_Problem details_
Return the line containing "Extract all readable text from this page." and all lines after it exactly; stop at the end of the material.

_Material to process_
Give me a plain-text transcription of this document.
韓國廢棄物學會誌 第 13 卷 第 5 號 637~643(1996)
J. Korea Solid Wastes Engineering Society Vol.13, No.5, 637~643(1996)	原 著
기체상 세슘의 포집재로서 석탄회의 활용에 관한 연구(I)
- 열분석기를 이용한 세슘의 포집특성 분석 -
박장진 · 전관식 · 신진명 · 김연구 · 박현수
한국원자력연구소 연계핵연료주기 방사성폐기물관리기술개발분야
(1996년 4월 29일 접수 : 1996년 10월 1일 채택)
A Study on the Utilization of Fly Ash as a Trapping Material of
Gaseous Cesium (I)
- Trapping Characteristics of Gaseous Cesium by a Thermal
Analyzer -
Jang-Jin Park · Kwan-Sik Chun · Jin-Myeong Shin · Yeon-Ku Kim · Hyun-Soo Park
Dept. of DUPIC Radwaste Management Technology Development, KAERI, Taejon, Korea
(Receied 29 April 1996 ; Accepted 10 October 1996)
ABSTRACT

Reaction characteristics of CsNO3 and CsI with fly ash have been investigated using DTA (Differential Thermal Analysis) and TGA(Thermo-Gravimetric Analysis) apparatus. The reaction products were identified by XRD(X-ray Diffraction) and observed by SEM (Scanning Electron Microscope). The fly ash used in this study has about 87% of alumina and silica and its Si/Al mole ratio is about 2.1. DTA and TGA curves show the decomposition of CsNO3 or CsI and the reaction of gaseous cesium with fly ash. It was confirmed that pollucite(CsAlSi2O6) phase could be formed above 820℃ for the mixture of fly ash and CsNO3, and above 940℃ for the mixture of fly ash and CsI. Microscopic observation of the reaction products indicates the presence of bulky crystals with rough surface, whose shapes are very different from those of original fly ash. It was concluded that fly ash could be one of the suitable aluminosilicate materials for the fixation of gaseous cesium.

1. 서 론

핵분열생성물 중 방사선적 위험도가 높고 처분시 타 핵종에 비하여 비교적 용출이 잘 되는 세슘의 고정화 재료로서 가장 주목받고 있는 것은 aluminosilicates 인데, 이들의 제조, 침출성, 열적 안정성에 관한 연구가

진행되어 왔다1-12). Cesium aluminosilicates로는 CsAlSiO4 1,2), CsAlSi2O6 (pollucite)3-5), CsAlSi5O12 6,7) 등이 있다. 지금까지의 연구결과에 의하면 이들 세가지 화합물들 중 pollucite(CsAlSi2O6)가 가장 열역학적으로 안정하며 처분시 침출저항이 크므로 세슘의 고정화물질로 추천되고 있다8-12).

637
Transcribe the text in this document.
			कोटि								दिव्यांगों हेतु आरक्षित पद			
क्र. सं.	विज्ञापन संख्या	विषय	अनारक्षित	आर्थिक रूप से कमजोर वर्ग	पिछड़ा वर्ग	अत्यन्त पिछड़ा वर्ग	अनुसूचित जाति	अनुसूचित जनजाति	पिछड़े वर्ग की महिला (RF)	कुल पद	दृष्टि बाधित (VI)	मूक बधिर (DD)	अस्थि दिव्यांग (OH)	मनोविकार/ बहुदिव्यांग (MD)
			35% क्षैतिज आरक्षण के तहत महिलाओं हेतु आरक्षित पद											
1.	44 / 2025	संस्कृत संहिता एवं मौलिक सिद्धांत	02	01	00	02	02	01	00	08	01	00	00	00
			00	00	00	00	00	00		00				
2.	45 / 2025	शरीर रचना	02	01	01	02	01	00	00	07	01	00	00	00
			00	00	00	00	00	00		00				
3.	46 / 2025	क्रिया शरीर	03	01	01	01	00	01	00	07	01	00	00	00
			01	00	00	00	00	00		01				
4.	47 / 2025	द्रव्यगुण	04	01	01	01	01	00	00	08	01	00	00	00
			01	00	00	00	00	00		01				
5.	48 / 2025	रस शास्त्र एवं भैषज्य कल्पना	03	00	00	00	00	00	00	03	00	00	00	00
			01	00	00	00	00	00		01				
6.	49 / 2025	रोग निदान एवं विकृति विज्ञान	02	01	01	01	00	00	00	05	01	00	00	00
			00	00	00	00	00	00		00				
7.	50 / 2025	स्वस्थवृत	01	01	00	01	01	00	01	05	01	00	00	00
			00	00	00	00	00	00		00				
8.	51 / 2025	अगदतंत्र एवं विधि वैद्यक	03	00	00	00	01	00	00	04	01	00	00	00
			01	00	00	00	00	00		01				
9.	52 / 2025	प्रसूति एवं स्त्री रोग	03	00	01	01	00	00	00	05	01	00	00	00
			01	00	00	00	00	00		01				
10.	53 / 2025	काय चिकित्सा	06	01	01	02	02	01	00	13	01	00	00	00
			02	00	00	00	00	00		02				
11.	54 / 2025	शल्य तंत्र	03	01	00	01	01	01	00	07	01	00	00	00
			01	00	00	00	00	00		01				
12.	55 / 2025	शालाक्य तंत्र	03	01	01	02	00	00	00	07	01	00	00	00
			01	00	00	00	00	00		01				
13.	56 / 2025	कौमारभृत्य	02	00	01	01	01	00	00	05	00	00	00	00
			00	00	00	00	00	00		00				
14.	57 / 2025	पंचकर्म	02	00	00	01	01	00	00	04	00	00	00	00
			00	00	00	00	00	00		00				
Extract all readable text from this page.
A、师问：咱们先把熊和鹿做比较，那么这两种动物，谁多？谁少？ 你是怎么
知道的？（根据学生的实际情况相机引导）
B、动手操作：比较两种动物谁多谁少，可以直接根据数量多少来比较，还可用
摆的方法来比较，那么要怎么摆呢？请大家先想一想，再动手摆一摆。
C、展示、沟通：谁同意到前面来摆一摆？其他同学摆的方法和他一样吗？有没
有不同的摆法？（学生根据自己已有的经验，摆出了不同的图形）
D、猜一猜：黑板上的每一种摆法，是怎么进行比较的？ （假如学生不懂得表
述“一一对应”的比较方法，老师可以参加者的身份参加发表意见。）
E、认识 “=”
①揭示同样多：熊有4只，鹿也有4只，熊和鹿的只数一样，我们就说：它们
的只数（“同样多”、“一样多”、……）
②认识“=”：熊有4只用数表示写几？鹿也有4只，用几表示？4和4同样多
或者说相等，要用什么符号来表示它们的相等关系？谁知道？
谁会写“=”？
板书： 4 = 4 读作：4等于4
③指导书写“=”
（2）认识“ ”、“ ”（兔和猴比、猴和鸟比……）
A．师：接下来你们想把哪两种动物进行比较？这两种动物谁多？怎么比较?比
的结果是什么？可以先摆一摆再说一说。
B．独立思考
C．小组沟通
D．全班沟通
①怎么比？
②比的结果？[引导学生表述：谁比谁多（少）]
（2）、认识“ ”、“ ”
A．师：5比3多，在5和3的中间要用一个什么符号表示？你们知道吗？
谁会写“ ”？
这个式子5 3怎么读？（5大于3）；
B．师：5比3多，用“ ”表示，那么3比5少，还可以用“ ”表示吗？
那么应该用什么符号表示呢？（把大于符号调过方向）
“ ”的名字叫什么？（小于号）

_Output of the exercise_
Extract all readable text from this page.
A、师问：咱们先把熊和鹿做比较，那么这两种动物，谁多？谁少？ 你是怎么
知道的？（根据学生的实际情况相机引导）
B、动手操作：比较两种动物谁多谁少，可以直接根据数量多少来比较，还可用
摆的方法来比较，那么要怎么摆呢？请大家先想一想，再动手摆一摆。
C、展示、沟通：谁同意到前面来摆一摆？其他同学摆的方法和他一样吗？有没
有不同的摆法？（学生根据自己已有的经验，摆出了不同的图形）
D、猜一猜：黑板上的每一种摆法，是怎么进行比较的？ （假如学生不懂得表
述“一一对应”的比较方法，老师可以参加者的身份参加发表意见。）
E、认识 “=”
①揭示同样多：熊有4只，鹿也有4只，熊和鹿的只数一样，我们就说：它们
的只数（“同样多”、“一样多”、……）
②认识“=”：熊有4只用数表示写几？鹿也有4只，用几表示？4和4同样多
或者说相等，要用什么符号来表示它们的相等关系？谁知道？
谁会写“=”？
板书： 4 = 4 读作：4等于4
③指导书写“=”
（2）认识“ ”、“ ”（兔和猴比、猴和鸟比……）
A．师：接下来你们想把哪两种动物进行比较？这两种动物谁多？怎么比较?比
的结果是什么？可以先摆一摆再说一说。
B．独立思考
C．小组沟通
D．全班沟通
①怎么比？
②比的结果？[引导学生表述：谁比谁多（少）]
（2）、认识“ ”、“ ”
A．师：5比3多，在5和3的中间要用一个什么符号表示？你们知道吗？
谁会写“ ”？
这个式子5 3怎么读？（5大于3）；
B．师：5比3多，用“ ”表示，那么3比5少，还可以用“ ”表示吗？
那么应该用什么符号表示呢？（把大于符号调过方向）
“ ”的名字叫什么？（小于号）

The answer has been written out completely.